It was almost midnight, and I was walking in Downtown El Paso by the old Palace Theater where I used to watch horror double-features for thirty-five cents when I was a kid. Later it became a porno theater and began showing movies that were horrifying in a different way altogether. Eventually, it went out of business. Someone, however, must have renovated it, like they did with the legendary Plaza Theater, because it looked like it must have looked when it first opened. I bought my ticket. It was thirty-five cents. I felt like a kid again.
I went inside. The audience looked vacant-eyed, much like the porno audiences of the dying theater's last years (not that I would know anything about that). The movie was about vampires who hid their true natures by becoming politicians. Chauffeured around in black limosines with windows tinted so dark they were protected from the sun's rays and angry constituents.
The hero of the movie gets elected to office, discovers their terrifying secret, and then spends the rest of the movie trying not to become one of them. The vampire politicians create zombie slaves who are kept subservient with free government cheese. It's a symbiotic relationship. The vampires can't live without the zombie's votes, and the zombies can't live without their "free" entitlements from the government. Each creature's hunger causing the other's to grow.

## Excerpted data

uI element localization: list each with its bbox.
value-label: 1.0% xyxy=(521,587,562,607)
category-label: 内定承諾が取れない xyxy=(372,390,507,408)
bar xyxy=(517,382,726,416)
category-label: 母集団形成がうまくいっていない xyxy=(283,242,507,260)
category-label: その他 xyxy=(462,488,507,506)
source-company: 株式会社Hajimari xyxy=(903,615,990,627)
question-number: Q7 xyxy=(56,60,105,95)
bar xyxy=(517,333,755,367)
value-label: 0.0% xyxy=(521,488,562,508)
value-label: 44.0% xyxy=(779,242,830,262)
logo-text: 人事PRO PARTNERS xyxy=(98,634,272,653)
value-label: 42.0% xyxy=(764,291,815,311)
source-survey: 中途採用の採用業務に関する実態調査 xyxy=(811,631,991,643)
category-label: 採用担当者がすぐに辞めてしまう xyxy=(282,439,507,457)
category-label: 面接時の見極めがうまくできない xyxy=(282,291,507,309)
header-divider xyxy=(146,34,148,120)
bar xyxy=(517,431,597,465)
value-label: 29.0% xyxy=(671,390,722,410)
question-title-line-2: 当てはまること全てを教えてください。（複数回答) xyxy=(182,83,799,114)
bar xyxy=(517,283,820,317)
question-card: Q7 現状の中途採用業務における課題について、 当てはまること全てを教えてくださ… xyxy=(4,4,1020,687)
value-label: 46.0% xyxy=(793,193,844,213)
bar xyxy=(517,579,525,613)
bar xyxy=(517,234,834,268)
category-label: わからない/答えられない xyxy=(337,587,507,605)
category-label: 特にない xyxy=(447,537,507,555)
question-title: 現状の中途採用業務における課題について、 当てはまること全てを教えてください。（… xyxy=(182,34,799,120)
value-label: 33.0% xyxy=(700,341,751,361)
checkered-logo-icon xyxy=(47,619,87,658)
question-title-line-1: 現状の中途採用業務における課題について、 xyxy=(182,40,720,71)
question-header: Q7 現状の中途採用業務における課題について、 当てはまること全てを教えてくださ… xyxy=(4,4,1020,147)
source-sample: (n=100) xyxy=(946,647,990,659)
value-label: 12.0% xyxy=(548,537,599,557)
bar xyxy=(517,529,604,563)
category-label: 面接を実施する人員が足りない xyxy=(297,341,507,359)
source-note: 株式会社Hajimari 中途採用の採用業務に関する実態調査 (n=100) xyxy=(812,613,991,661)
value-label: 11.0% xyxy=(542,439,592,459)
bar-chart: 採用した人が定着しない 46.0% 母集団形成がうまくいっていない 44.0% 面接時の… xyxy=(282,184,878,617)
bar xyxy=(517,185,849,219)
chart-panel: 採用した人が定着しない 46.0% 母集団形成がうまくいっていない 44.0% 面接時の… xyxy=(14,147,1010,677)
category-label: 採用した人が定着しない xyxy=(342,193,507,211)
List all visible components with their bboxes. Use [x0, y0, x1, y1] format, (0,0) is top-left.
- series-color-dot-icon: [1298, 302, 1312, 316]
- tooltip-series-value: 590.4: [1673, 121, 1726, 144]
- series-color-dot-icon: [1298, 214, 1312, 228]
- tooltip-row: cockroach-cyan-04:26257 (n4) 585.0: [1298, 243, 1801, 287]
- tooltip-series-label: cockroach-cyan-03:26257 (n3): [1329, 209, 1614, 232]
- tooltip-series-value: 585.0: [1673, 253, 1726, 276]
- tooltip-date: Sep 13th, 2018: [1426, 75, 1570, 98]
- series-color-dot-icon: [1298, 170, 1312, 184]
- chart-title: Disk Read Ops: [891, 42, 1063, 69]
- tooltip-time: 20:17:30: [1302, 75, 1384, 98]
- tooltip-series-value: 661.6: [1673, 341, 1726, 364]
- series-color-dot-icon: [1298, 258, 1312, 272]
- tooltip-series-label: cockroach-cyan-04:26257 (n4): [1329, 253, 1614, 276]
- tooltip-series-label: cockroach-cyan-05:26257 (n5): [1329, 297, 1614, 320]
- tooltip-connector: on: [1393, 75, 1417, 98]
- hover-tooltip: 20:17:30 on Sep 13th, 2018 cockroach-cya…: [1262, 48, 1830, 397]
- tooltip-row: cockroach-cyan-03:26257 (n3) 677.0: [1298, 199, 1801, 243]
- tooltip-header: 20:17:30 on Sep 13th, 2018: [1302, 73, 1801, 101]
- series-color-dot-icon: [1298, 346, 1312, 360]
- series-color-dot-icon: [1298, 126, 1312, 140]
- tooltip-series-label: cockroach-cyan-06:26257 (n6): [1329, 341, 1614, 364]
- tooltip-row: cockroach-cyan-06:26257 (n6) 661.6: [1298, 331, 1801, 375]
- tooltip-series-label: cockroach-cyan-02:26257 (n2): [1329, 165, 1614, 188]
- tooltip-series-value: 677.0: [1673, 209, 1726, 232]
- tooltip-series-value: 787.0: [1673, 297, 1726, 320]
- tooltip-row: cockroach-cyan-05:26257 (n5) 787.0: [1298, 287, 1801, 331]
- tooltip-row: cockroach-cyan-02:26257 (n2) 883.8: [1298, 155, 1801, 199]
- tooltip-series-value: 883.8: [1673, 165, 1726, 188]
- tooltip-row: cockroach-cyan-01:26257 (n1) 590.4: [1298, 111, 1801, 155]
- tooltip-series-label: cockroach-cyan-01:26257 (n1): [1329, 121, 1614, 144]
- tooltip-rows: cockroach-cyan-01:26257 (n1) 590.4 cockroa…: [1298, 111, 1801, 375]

## What you will do
In the passage about the old Palace Theater, what disguise do the vampires in the movie use to hide their true natures?

## Solved problem
They become politicians.